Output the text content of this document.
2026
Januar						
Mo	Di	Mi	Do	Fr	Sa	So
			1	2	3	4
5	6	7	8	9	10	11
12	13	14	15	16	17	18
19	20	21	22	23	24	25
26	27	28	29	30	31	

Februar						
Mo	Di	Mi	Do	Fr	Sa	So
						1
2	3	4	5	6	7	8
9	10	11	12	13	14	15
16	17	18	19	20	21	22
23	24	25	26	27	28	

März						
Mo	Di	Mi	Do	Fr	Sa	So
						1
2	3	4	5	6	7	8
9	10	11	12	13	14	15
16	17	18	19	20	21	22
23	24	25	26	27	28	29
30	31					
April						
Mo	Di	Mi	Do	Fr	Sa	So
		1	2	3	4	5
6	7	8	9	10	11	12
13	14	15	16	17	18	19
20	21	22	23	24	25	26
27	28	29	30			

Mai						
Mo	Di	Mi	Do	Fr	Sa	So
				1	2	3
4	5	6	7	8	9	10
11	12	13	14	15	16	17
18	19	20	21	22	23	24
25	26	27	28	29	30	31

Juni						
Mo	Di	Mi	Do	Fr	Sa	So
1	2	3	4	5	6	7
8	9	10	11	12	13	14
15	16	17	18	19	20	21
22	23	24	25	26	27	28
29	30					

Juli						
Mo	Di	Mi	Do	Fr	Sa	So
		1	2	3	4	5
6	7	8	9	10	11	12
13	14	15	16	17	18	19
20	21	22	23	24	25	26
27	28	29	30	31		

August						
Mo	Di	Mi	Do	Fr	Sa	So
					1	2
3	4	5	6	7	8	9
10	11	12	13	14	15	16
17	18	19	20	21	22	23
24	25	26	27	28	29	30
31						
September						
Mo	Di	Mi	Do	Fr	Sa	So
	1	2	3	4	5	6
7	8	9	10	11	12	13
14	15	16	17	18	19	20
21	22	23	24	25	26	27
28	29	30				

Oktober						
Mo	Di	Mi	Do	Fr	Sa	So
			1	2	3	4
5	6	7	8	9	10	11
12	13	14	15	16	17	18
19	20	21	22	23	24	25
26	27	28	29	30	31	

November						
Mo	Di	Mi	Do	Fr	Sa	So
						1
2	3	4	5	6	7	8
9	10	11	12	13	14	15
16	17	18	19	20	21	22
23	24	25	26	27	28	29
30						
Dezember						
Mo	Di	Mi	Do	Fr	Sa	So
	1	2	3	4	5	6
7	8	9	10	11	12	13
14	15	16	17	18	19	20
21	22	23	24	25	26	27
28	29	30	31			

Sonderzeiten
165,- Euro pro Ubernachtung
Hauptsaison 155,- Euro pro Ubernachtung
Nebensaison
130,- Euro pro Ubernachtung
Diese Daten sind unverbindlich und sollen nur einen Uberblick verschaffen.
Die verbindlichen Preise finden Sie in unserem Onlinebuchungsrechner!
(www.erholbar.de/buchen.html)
:::
* [What needs to be done]: List every line above containing the word "Euro".

* [Task output]:
165,- Euro pro Ubernachtung
Hauptsaison 155,- Euro pro Ubernachtung
130,- Euro pro Ubernachtung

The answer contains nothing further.